» **READING PASSAGE**:

Brent closes at $105.73, dark activity rises

2 min read
09:32UTC

Brent crude broke back above $100 on Friday and closed at a new post-extension high. Windward logged nine Hormuz transits against a pre-war baseline above 100.

ConflictDeveloping
Key takeaway

Brent retakes $100 as dark activity grows on collapsed transit volumes.

Brent Crude traded above $106 on Friday 24 April morning and closed at $105.73, a new post-extension high. The price sits 57% above the $67.41 pre-war baseline and marks the first trading day back above the $100 threshold since the ceasefire relief of 21 April priced out. Brent last cleared $100 at contract expiry on 18 April , when it settled at $97.91 after a three-day slide; the current level reverses that compression.

Windward, the maritime-intelligence provider, logged 9 Hormuz transits on 22 April (six inbound, three outbound) against a pre-war baseline above 100 per day 1. Gulf-wide vessel presence climbed to 868 vessels (+108), reversing the 20 April easing, as dark-activity events, defined by Windward as AIS switch-offs or spoofing, rose 13% to 132 events. Three named Windward-tracked vessels tied to the 22 April IRGC seizures appear in the 22 April transit data prior to the interdictions, confirming live tracking.

Dark activity rose 13% on 22 April even as transit count collapsed 91% against the pre-war baseline. Fewer vessels would normally suppress deceptive-shipping signals because fewer hulls are available to hide; instead Windward logged the opposite pattern on the same day IRGC seizures and mine-laying threats escalated. Charterers are still attempting the route but now layering identity obfuscation on every passage, which raises the probability of a misidentified vessel drawing CENTCOM engagement under the verbal shoot-kill order.

» **TASK**: Continue the article on Brent crude and Hormuz shipping from its last sentence.

» **DATA SEGMENT**:
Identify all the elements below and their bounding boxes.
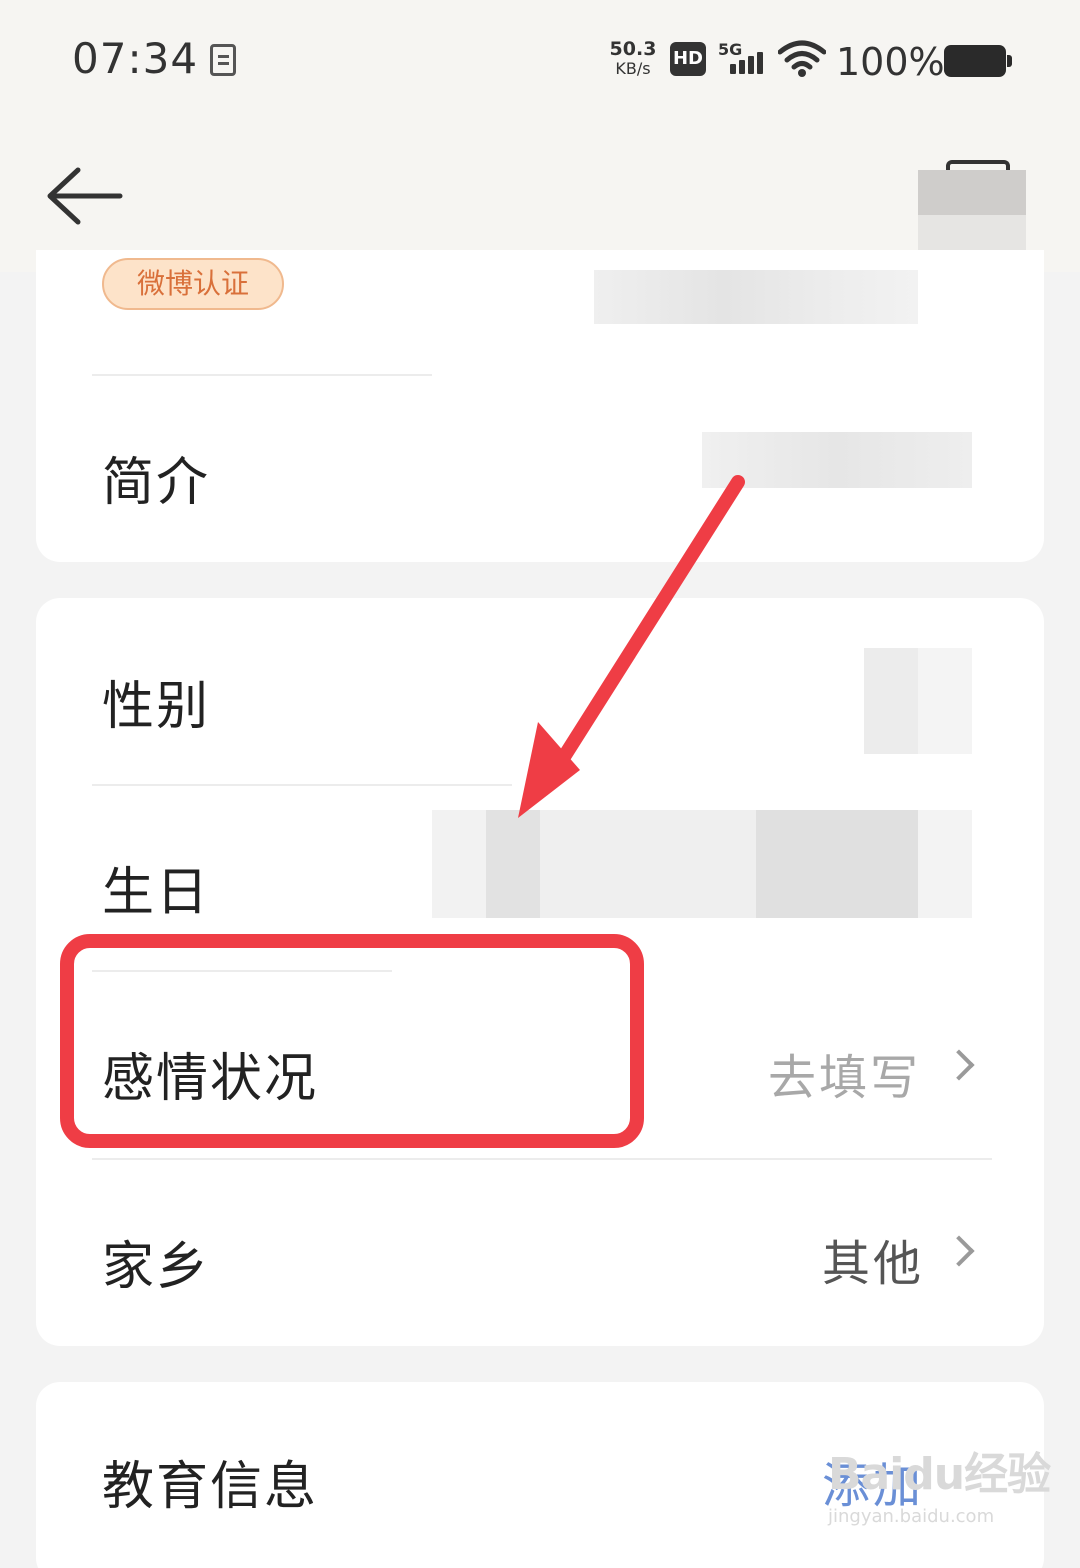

» **RESULT OF THIS EXERCISE**:
For UK motorists the wholesale shift translates to roughly 25-30p per litre above pre-war pump prices if the retail sector passes it through by early May. European haulage desks are pricing the new high into May contracts; Mediterranean LNG buyers are seeing the knock-on in spot markets. With no new Iran instrument signed in Washington, the Brent level is responding to kinetic risk in the strait rather than to paper.

Deep Analysis

In plain English

Oil hit $105.73 a barrel on 24 April, the highest point since the ceasefire relief of 21 April priced out of the market. That is 57% above what oil cost the day before this war started. For UK motorists, it translates to roughly 25-30p per litre above pre-war pump prices. A shipping intelligence firm called Windward tracked only 9 vessels transiting the Strait of Hormuz on 22 April, against more than 100 per day before the war. But it also tracked 132 vessels behaving suspiciously, trying to hide their movements. The strait has not emptied; it has filled with risk instead of cargo.

What could happen next?
  • Consequence

    Dark-activity events rising 13% on the same day IRGC seizure and mine-laying threats escalate means deceptive shipping is growing precisely when the legal and kinetic risk of detection in Hormuz is highest, compressing risk into the same narrow corridor.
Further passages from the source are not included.